## EXCERPTED TEXT
>> Start

On 30 March 2016 the Minor Offences Office forwarded the file to the Zürich District Court (“the District Court”).
14.
In a judgment of 7 November 2016 the applicant was convicted, under Article 26 of the General Ordinance on the Zürich Municipal Police in conjunction with Article 4, of refusing to comply with a police order and was sentenced to pay a fine of CHF 100.
The District Court found that the versions of the facts given by the applicant and by A. were both credible. It pointed out that, under domestic law, declaring a police order to be unlawful – unlike declaring it to be null and void – did not entail that the person to whom it had been addressed had not been obliged to comply. It noted that A. had submitted that he had carried out the check because the applicant had seemed suspicious to him for having averted his gaze and attempted to avoid him.
Allowing that one might question whether such grounds were sufficient, the District Court nonetheless found that it was appropriate to take into account, in A.’s favour, that he had not had much time to decide whether a check was necessary. Moreover, the District Court observed, it could not be denied that the officer had noticed something which, in that moment, had appeared to justify the check. It found that there was nothing to suggest that the applicant’s skin colour had been a decisive factor in the officer’s decision to perform an identity check. It added that even if, in retrospect, the conclusion were to be reached that the conditions for a check had not been met, the order in question could not be regarded as having been null and void. It followed, according to the District Court, that even if it were shown that A. had overstepped his margin of appreciation and therefore that the identity check had been unlawful, the applicant would still have been obliged to submit to it. The District Court explained that such a line of reasoning, as troubling as it might seem, was both necessary for the proper functioning of State institutions and acceptable having regard to the possibility afforded to those who had been subjected to a check they wished to challenge to have its unlawfulness established ex post facto by the administrative courts.
15.
On 12 December 2016 the applicant challenged that judgment before the Zürich Cantonal Court (“the Cantonal Court”), alleging, in particular, that the identity check had been based on racial profiling.
16.
In its judgment of 25 August 2017 the Cantonal Court upheld the applicant’s conviction.
It pointed out that, to be declared null and void, an order by a police officer had to be grossly and manifestly irregular, or at least easily recognisable as such.

>> End

## SHORT EXERCISE A
Rename "pie-slice-label" to "wedge-label" in the entries, covering everything from the first entry down to the line containing "pie-slice-label: 4% [179,381,196,394]", and write those lines out again with nothing else altered.

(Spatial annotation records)
>> Start

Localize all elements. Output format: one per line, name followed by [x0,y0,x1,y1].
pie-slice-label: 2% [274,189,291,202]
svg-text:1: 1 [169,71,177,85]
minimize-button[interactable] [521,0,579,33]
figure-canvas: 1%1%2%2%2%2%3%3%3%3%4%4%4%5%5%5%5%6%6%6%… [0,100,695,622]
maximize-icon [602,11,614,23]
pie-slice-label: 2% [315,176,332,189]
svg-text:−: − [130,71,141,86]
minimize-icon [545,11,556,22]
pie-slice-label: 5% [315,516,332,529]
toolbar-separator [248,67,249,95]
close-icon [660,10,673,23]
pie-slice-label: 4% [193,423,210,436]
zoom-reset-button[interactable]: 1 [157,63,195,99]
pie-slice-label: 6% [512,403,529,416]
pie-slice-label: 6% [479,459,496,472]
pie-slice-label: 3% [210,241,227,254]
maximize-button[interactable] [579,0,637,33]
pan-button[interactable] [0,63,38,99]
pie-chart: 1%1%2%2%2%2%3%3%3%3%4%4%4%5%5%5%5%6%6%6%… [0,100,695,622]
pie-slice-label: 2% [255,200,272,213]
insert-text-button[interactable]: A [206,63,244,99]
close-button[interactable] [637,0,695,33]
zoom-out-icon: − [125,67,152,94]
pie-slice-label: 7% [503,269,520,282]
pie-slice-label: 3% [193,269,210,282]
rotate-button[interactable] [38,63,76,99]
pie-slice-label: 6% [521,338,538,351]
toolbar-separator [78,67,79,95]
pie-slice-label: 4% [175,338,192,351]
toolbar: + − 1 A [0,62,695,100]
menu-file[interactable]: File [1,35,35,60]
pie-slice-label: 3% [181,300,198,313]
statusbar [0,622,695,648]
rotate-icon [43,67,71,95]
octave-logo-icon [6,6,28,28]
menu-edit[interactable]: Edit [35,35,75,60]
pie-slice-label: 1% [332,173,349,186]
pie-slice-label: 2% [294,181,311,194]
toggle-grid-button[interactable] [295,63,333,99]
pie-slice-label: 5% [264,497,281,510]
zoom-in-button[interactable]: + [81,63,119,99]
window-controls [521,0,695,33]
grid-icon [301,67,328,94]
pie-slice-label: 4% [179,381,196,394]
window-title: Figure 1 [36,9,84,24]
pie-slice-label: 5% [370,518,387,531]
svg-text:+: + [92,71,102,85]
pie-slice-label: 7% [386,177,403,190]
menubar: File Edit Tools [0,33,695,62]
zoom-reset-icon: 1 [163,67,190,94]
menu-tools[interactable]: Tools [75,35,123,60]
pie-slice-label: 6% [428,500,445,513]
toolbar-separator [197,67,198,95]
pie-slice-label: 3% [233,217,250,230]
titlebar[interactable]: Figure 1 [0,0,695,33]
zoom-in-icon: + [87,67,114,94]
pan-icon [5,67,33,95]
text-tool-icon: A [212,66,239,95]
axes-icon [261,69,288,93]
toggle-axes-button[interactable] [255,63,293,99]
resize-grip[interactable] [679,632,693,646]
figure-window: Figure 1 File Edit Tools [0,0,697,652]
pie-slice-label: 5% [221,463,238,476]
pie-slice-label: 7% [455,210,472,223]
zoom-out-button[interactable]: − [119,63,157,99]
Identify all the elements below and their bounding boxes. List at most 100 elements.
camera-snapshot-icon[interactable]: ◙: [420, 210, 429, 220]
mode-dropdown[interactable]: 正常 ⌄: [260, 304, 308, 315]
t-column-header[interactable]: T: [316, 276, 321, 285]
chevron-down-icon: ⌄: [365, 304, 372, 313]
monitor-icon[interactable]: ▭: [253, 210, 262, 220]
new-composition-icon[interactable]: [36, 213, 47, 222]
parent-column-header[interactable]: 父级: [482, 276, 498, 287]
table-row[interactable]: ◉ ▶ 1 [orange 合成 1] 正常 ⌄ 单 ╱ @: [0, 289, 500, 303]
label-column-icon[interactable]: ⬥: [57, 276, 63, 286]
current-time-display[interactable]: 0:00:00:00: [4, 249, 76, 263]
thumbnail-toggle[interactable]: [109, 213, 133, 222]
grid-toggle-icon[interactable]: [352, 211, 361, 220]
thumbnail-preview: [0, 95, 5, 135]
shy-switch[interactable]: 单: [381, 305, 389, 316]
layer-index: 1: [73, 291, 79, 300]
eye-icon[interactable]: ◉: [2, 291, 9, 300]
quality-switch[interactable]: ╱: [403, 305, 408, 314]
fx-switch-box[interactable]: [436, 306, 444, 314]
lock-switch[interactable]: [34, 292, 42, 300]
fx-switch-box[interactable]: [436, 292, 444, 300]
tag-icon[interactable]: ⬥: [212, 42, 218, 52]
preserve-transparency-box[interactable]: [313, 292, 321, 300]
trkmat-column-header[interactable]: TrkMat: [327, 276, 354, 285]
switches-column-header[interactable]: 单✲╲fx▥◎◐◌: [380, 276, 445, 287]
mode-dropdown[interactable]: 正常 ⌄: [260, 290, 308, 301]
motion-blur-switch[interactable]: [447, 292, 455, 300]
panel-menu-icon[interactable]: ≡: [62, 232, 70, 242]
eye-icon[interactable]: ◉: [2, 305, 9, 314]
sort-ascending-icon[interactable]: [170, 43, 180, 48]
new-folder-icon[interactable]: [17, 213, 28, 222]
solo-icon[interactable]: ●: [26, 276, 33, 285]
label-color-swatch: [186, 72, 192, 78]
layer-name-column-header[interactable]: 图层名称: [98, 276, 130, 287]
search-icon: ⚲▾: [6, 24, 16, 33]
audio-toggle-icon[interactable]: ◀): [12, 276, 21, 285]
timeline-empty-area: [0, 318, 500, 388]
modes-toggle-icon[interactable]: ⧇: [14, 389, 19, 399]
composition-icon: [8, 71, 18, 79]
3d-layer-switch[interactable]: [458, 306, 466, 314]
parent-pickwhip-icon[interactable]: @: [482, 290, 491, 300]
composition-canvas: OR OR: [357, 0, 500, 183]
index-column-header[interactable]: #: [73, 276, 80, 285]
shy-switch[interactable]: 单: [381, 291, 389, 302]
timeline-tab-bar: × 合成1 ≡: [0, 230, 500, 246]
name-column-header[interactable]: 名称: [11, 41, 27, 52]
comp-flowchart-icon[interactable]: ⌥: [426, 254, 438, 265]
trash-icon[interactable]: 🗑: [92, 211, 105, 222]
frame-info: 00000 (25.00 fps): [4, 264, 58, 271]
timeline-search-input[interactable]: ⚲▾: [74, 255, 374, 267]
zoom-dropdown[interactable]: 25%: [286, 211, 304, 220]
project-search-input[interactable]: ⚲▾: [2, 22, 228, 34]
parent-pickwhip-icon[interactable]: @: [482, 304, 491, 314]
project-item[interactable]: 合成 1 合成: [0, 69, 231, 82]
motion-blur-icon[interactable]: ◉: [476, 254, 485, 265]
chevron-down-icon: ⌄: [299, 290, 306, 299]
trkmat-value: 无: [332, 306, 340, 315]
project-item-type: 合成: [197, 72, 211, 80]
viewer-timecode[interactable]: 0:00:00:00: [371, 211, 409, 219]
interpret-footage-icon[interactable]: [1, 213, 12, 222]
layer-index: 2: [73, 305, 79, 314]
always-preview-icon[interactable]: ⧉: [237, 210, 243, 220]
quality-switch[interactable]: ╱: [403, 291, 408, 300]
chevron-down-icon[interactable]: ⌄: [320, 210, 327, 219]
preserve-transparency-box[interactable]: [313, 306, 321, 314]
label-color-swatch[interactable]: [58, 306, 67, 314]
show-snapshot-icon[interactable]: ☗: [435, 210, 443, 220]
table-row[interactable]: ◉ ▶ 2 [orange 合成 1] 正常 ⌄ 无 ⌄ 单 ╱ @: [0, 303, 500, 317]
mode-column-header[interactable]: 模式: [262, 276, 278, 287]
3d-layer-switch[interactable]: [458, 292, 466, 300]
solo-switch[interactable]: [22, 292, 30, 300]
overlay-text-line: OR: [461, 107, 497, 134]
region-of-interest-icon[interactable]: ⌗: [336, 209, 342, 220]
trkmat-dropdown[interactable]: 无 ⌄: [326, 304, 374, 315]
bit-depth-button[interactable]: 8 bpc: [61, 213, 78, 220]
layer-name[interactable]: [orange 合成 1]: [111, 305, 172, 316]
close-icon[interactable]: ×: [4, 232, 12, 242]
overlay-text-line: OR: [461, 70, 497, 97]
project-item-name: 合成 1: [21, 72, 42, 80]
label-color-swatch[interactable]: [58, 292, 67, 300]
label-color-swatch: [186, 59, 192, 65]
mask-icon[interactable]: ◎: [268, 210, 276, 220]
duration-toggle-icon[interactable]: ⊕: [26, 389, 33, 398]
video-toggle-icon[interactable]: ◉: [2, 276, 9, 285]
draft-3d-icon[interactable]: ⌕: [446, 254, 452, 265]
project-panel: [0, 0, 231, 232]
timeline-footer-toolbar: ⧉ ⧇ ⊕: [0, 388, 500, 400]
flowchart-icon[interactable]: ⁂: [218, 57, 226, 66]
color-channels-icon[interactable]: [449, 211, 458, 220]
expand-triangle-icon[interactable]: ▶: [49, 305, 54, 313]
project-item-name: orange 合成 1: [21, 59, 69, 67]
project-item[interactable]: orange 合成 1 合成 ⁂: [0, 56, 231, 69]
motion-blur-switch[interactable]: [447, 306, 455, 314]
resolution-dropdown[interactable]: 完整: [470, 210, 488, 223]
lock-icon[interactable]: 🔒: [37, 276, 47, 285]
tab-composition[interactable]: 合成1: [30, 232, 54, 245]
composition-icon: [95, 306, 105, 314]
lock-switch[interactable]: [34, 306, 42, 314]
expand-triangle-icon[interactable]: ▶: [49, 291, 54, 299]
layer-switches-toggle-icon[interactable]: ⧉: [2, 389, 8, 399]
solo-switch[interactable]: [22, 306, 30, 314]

>> End

## SHORT EXERCISE B
Go on with the text about the Zürich identity-check conviction, picking up after its last sentence.

## FINAL ANSWER A
Localize all elements. Output format: one per line, name followed by [x0,y0,x1,y1].
wedge-label: 2% [274,189,291,202]
svg-text:1: 1 [169,71,177,85]
minimize-button[interactable] [521,0,579,33]
figure-canvas: 1%1%2%2%2%2%3%3%3%3%4%4%4%5%5%5%5%6%6%6%… [0,100,695,622]
maximize-icon [602,11,614,23]
wedge-label: 2% [315,176,332,189]
svg-text:−: − [130,71,141,86]
minimize-icon [545,11,556,22]
wedge-label: 5% [315,516,332,529]
toolbar-separator [248,67,249,95]
close-icon [660,10,673,23]
wedge-label: 4% [193,423,210,436]
zoom-reset-button[interactable]: 1 [157,63,195,99]
wedge-label: 6% [512,403,529,416]
wedge-label: 6% [479,459,496,472]
wedge-label: 3% [210,241,227,254]
maximize-button[interactable] [579,0,637,33]
pan-button[interactable] [0,63,38,99]
pie-chart: 1%1%2%2%2%2%3%3%3%3%4%4%4%5%5%5%5%6%6%6%… [0,100,695,622]
wedge-label: 2% [255,200,272,213]
insert-text-button[interactable]: A [206,63,244,99]
close-button[interactable] [637,0,695,33]
zoom-out-icon: − [125,67,152,94]
wedge-label: 7% [503,269,520,282]
wedge-label: 3% [193,269,210,282]
rotate-button[interactable] [38,63,76,99]
wedge-label: 6% [521,338,538,351]
toolbar-separator [78,67,79,95]
wedge-label: 4% [175,338,192,351]
toolbar: + − 1 A [0,62,695,100]
menu-file[interactable]: File [1,35,35,60]
wedge-label: 3% [181,300,198,313]
statusbar [0,622,695,648]
rotate-icon [43,67,71,95]
octave-logo-icon [6,6,28,28]
menu-edit[interactable]: Edit [35,35,75,60]
wedge-label: 1% [332,173,349,186]
wedge-label: 2% [294,181,311,194]
toggle-grid-button[interactable] [295,63,333,99]
wedge-label: 5% [264,497,281,510]
zoom-in-button[interactable]: + [81,63,119,99]
window-controls [521,0,695,33]
grid-icon [301,67,328,94]
wedge-label: 4% [179,381,196,394]

## FINAL ANSWER B
It explained that this condition would have been met, in particular, if there had been evidence in the case file of improper conduct or inappropriate remarks on the part of the police officer. The Cantonal Court noted, however, that the applicant had never made any allegations to that effect and that the available evidence, in particular the statements given by A. and by the applicant, gave no indication that the identity check had been performed on manifestly discriminatory grounds. The Cantonal Court attached decisive importance to the fact that the District Court had found credible A.’s submissions to the effect that the identity check had been prompted by the applicant’s conduct rather than his skin colour. It further explained that, while it was certainly true that the conduct in question had provided only a tenuous basis for the assumption that the applicant was in breach of the law and for the resulting decision to subject him to an identity check, the applicant’s submission that he had been the only one that morning subjected to an identity check on the basis of such weak grounds was a mere supposition which nothing in the file substantiated.
Thus, the Cantonal Court observed, A. had pointed out that a number of other individuals had been subjected to an identity check on the same day. The Cantonal Court added that regard should be had to the context. It pointed out that the identity check had taken place in Zürich railway station, a very busy place where one could expect intensified criminal activity and, accordingly, a police presence and checks, especially in connection with suspected breaches of the LEI, given that border controls in the Schengen Area were limited.
It explained that such breaches were not visible on the basis of clearly perceptible signs and that it was therefore appropriate that police checks in this regard should not be subject to unduly stringent justification requirements.
In the Cantonal Court’s view, it could not be inferred from the tenuousness of the signs on the basis of which the decision to perform the check had been taken that this decision had been manifestly unlawful. Nor was there anything in the manner in which the check had been conducted to suggest that it had been vexatious or discriminatory in nature.
17.
On 10 October 2017 the applicant lodged an appeal against this judgment with the Federal Supreme Court.
18.
In a judgment of 7 March 2018, notified on 15 March 2018, the Federal Supreme Court declared the appeal partly admissible but dismissed it.
It found, in particular, that the Cantonal Court’s assessment was not arbitrary.
As to the applicant’s complaint that the identity check had been based on racial profiling and had therefore been discriminatory, the Federal Supreme Court took the view that this complaint rested on a different account of the facts from the one which the first-instance court had found to be credible.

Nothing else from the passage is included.